- WORK TO COMPLETE -
Without the pictures, print each of the records below exactly as it appears.

- Extracted records -
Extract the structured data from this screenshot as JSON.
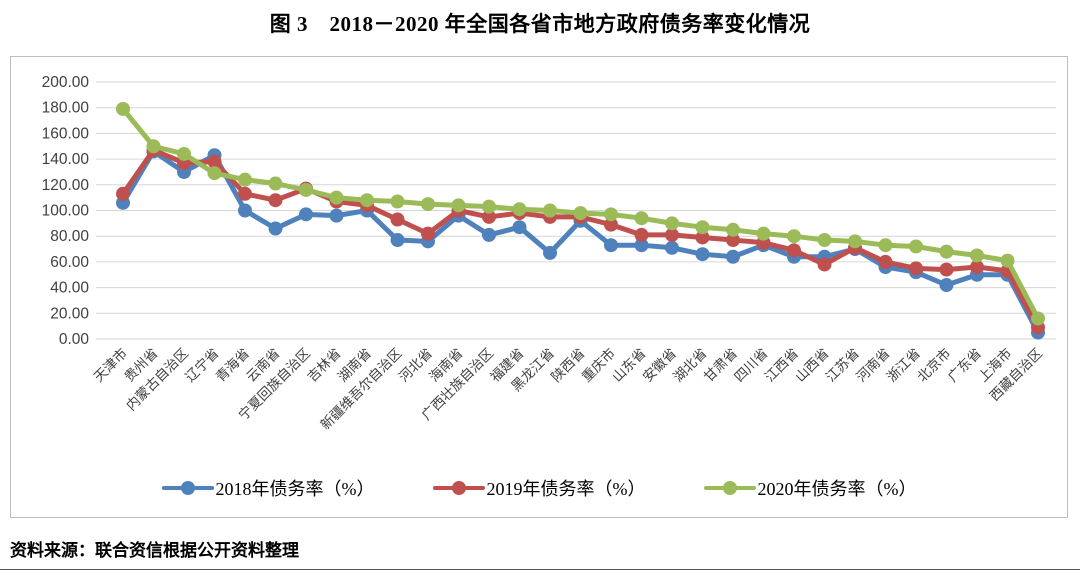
{
  "title": "图 3　2018－2020 年全国各省市地方政府债务率变化情况",
  "source": "资料来源：联合资信根据公开资料整理",
  "colors": {
    "series_2018": "#4F81BD",
    "series_2019": "#C0504D",
    "series_2020": "#9BBB59",
    "gridline": "#d6d6d6",
    "axis_text": "#404040",
    "box_border": "#bdbdbd"
  },
  "chart_data": {
    "type": "line",
    "title": "",
    "xlabel": "",
    "ylabel": "",
    "ylim": [
      0,
      200
    ],
    "ytick_labels": [
      "0.00",
      "20.00",
      "40.00",
      "60.00",
      "80.00",
      "100.00",
      "120.00",
      "140.00",
      "160.00",
      "180.00",
      "200.00"
    ],
    "grid": true,
    "legend_position": "bottom",
    "categories": [
      "天津市",
      "贵州省",
      "内蒙古自治区",
      "辽宁省",
      "青海省",
      "云南省",
      "宁夏回族自治区",
      "吉林省",
      "湖南省",
      "新疆维吾尔自治区",
      "河北省",
      "海南省",
      "广西壮族自治区",
      "福建省",
      "黑龙江省",
      "陕西省",
      "重庆市",
      "山东省",
      "安徽省",
      "湖北省",
      "甘肃省",
      "四川省",
      "江西省",
      "山西省",
      "江苏省",
      "河南省",
      "浙江省",
      "北京市",
      "广东省",
      "上海市",
      "西藏自治区"
    ],
    "series": [
      {
        "name": "2018年债务率（%）",
        "color": "#4F81BD",
        "values": [
          106,
          146,
          130,
          143,
          100,
          86,
          97,
          96,
          100,
          77,
          76,
          96,
          81,
          87,
          67,
          92,
          73,
          73,
          71,
          66,
          64,
          73,
          64,
          64,
          70,
          56,
          52,
          42,
          50,
          50,
          5
        ]
      },
      {
        "name": "2019年债务率（%）",
        "color": "#C0504D",
        "values": [
          113,
          147,
          137,
          138,
          113,
          108,
          117,
          107,
          104,
          93,
          82,
          100,
          95,
          98,
          95,
          95,
          89,
          81,
          81,
          79,
          77,
          75,
          69,
          58,
          71,
          60,
          55,
          54,
          56,
          53,
          9
        ]
      },
      {
        "name": "2020年债务率（%）",
        "color": "#9BBB59",
        "values": [
          179,
          150,
          144,
          129,
          124,
          121,
          116,
          110,
          108,
          107,
          105,
          104,
          103,
          101,
          100,
          98,
          97,
          94,
          90,
          87,
          85,
          82,
          80,
          77,
          76,
          73,
          72,
          68,
          65,
          61,
          16
        ]
      }
    ]
  }
}
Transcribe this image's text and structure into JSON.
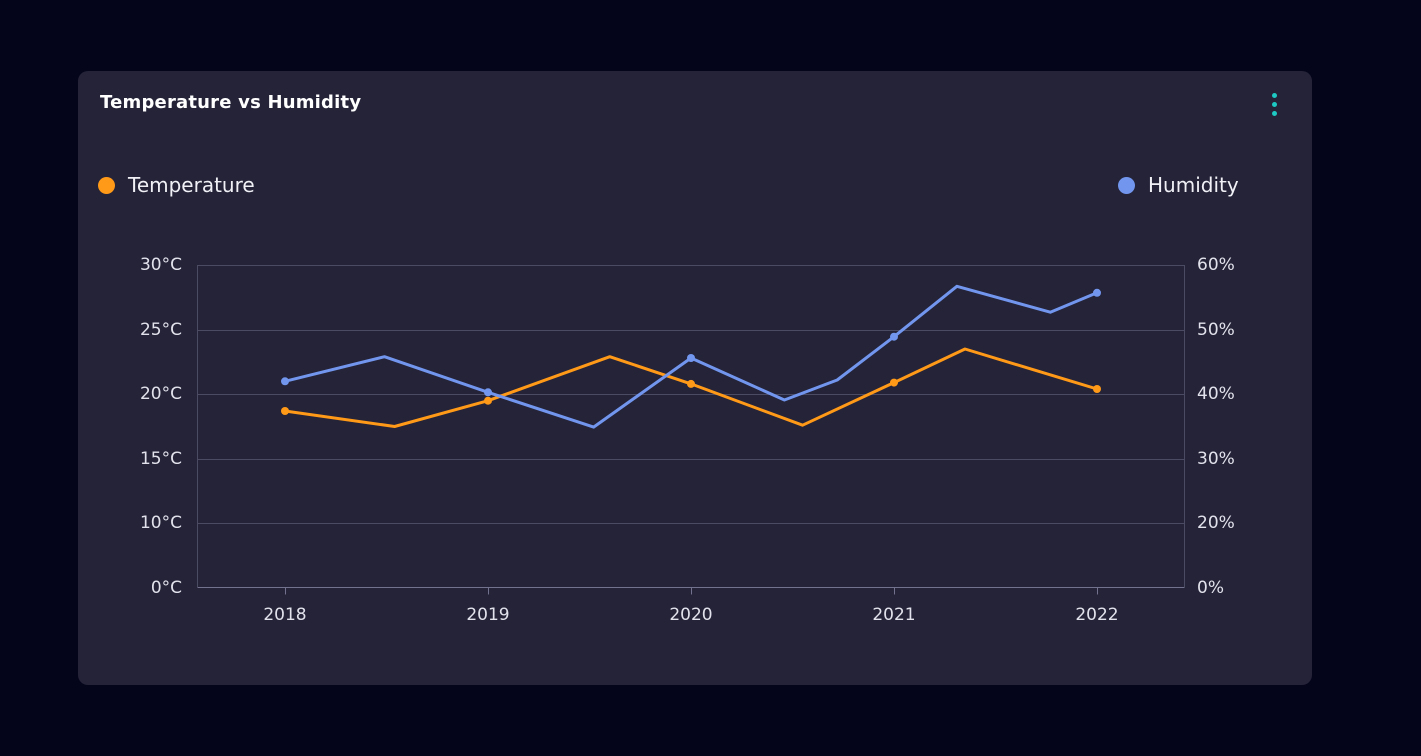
{
  "card": {
    "title": "Temperature vs Humidity",
    "menu_icon": "kebab-vertical-dots",
    "menu_color": "#1dc9c2"
  },
  "legend": [
    {
      "label": "Temperature",
      "color": "#ff9918"
    },
    {
      "label": "Humidity",
      "color": "#7296ee"
    }
  ],
  "colors": {
    "page_background": "#04041b",
    "card_background": "#242338",
    "gridline": "#4b4b64",
    "axis_line": "#72728e",
    "axis_text": "#e2e2ec",
    "title_text": "#ffffff",
    "temperature": "#ff9918",
    "humidity": "#7296ee",
    "menu_accent": "#1dc9c2"
  },
  "chart_data": {
    "type": "line",
    "title": "Temperature vs Humidity",
    "x_tick_labels": [
      "2018",
      "2019",
      "2020",
      "2021",
      "2022"
    ],
    "x_tick_values": [
      2018,
      2019,
      2020,
      2021,
      2022
    ],
    "x_range": [
      2018,
      2022
    ],
    "grid": true,
    "legend_position": "top",
    "left_axis": {
      "unit": "°C",
      "tick_labels": [
        "30°C",
        "25°C",
        "20°C",
        "15°C",
        "10°C",
        "0°C"
      ],
      "tick_values": [
        30,
        25,
        20,
        15,
        10,
        0
      ]
    },
    "right_axis": {
      "unit": "%",
      "tick_labels": [
        "60%",
        "50%",
        "40%",
        "30%",
        "20%",
        "0%"
      ],
      "tick_values": [
        60,
        50,
        40,
        30,
        20,
        0
      ]
    },
    "markers_on_integer_years_only": true,
    "series": [
      {
        "name": "Temperature",
        "axis": "left",
        "color": "#ff9918",
        "points": [
          {
            "x": 2018,
            "y": 18.7
          },
          {
            "x": 2018.54,
            "y": 17.5
          },
          {
            "x": 2019,
            "y": 19.5
          },
          {
            "x": 2019.6,
            "y": 22.9
          },
          {
            "x": 2020,
            "y": 20.8
          },
          {
            "x": 2020.55,
            "y": 17.6
          },
          {
            "x": 2021,
            "y": 20.9
          },
          {
            "x": 2021.35,
            "y": 23.5
          },
          {
            "x": 2022,
            "y": 20.4
          }
        ]
      },
      {
        "name": "Humidity",
        "axis": "right",
        "color": "#7296ee",
        "points": [
          {
            "x": 2018,
            "y": 42.0
          },
          {
            "x": 2018.49,
            "y": 45.8
          },
          {
            "x": 2019,
            "y": 40.3
          },
          {
            "x": 2019.52,
            "y": 34.9
          },
          {
            "x": 2020,
            "y": 45.6
          },
          {
            "x": 2020.46,
            "y": 39.1
          },
          {
            "x": 2020.72,
            "y": 42.2
          },
          {
            "x": 2021,
            "y": 48.9
          },
          {
            "x": 2021.31,
            "y": 56.7
          },
          {
            "x": 2021.77,
            "y": 52.7
          },
          {
            "x": 2022,
            "y": 55.7
          }
        ]
      }
    ]
  }
}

- TASK SOLUTION -
Extract the structured data from this screenshot as JSON.
{
  "title": "图 3　2018－2020 年全国各省市地方政府债务率变化情况",
  "source": "资料来源：联合资信根据公开资料整理",
  "colors": {
    "series_2018": "#4F81BD",
    "series_2019": "#C0504D",
    "series_2020": "#9BBB59",
    "gridline": "#d6d6d6",
    "axis_text": "#404040",
    "box_border": "#bdbdbd"
  },
  "chart_data": {
    "type": "line",
    "title": "",
    "xlabel": "",
    "ylabel": "",
    "ylim": [
      0,
      200
    ],
    "ytick_labels": [
      "0.00",
      "20.00",
      "40.00",
      "60.00",
      "80.00",
      "100.00",
      "120.00",
      "140.00",
      "160.00",
      "180.00",
      "200.00"
    ],
    "grid": true,
    "legend_position": "bottom",
    "categories": [
      "天津市",
      "贵州省",
      "内蒙古自治区",
      "辽宁省",
      "青海省",
      "云南省",
      "宁夏回族自治区",
      "吉林省",
      "湖南省",
      "新疆维吾尔自治区",
      "河北省",
      "海南省",
      "广西壮族自治区",
      "福建省",
      "黑龙江省",
      "陕西省",
      "重庆市",
      "山东省",
      "安徽省",
      "湖北省",
      "甘肃省",
      "四川省",
      "江西省",
      "山西省",
      "江苏省",
      "河南省",
      "浙江省",
      "北京市",
      "广东省",
      "上海市",
      "西藏自治区"
    ],
    "series": [
      {
        "name": "2018年债务率（%）",
        "color": "#4F81BD",
        "values": [
          106,
          146,
          130,
          143,
          100,
          86,
          97,
          96,
          100,
          77,
          76,
          96,
          81,
          87,
          67,
          92,
          73,
          73,
          71,
          66,
          64,
          73,
          64,
          64,
          70,
          56,
          52,
          42,
          50,
          50,
          5
        ]
      },
      {
        "name": "2019年债务率（%）",
        "color": "#C0504D",
        "values": [
          113,
          147,
          137,
          138,
          113,
          108,
          117,
          107,
          104,
          93,
          82,
          100,
          95,
          98,
          95,
          95,
          89,
          81,
          81,
          79,
          77,
          75,
          69,
          58,
          71,
          60,
          55,
          54,
          56,
          53,
          9
        ]
      },
      {
        "name": "2020年债务率（%）",
        "color": "#9BBB59",
        "values": [
          179,
          150,
          144,
          129,
          124,
          121,
          116,
          110,
          108,
          107,
          105,
          104,
          103,
          101,
          100,
          98,
          97,
          94,
          90,
          87,
          85,
          82,
          80,
          77,
          76,
          73,
          72,
          68,
          65,
          61,
          16
        ]
      }
    ]
  }
}
Transcribe this image's text and structure into JSON.
{
  "card": {
    "title": "Temperature vs Humidity",
    "menu_icon": "kebab-vertical-dots",
    "menu_color": "#1dc9c2"
  },
  "legend": [
    {
      "label": "Temperature",
      "color": "#ff9918"
    },
    {
      "label": "Humidity",
      "color": "#7296ee"
    }
  ],
  "colors": {
    "page_background": "#04041b",
    "card_background": "#242338",
    "gridline": "#4b4b64",
    "axis_line": "#72728e",
    "axis_text": "#e2e2ec",
    "title_text": "#ffffff",
    "temperature": "#ff9918",
    "humidity": "#7296ee",
    "menu_accent": "#1dc9c2"
  },
  "chart_data": {
    "type": "line",
    "title": "Temperature vs Humidity",
    "x_tick_labels": [
      "2018",
      "2019",
      "2020",
      "2021",
      "2022"
    ],
    "x_tick_values": [
      2018,
      2019,
      2020,
      2021,
      2022
    ],
    "x_range": [
      2018,
      2022
    ],
    "grid": true,
    "legend_position": "top",
    "left_axis": {
      "unit": "°C",
      "tick_labels": [
        "30°C",
        "25°C",
        "20°C",
        "15°C",
        "10°C",
        "0°C"
      ],
      "tick_values": [
        30,
        25,
        20,
        15,
        10,
        0
      ]
    },
    "right_axis": {
      "unit": "%",
      "tick_labels": [
        "60%",
        "50%",
        "40%",
        "30%",
        "20%",
        "0%"
      ],
      "tick_values": [
        60,
        50,
        40,
        30,
        20,
        0
      ]
    },
    "markers_on_integer_years_only": true,
    "series": [
      {
        "name": "Temperature",
        "axis": "left",
        "color": "#ff9918",
        "points": [
          {
            "x": 2018,
            "y": 18.7
          },
          {
            "x": 2018.54,
            "y": 17.5
          },
          {
            "x": 2019,
            "y": 19.5
          },
          {
            "x": 2019.6,
            "y": 22.9
          },
          {
            "x": 2020,
            "y": 20.8
          },
          {
            "x": 2020.55,
            "y": 17.6
          },
          {
            "x": 2021,
            "y": 20.9
          },
          {
            "x": 2021.35,
            "y": 23.5
          },
          {
            "x": 2022,
            "y": 20.4
          }
        ]
      },
      {
        "name": "Humidity",
        "axis": "right",
        "color": "#7296ee",
        "points": [
          {
            "x": 2018,
            "y": 42.0
          },
          {
            "x": 2018.49,
            "y": 45.8
          },
          {
            "x": 2019,
            "y": 40.3
          },
          {
            "x": 2019.52,
            "y": 34.9
          },
          {
            "x": 2020,
            "y": 45.6
          },
          {
            "x": 2020.46,
            "y": 39.1
          },
          {
            "x": 2020.72,
            "y": 42.2
          },
          {
            "x": 2021,
            "y": 48.9
          },
          {
            "x": 2021.31,
            "y": 56.7
          },
          {
            "x": 2021.77,
            "y": 52.7
          },
          {
            "x": 2022,
            "y": 55.7
          }
        ]
      }
    ]
  }
}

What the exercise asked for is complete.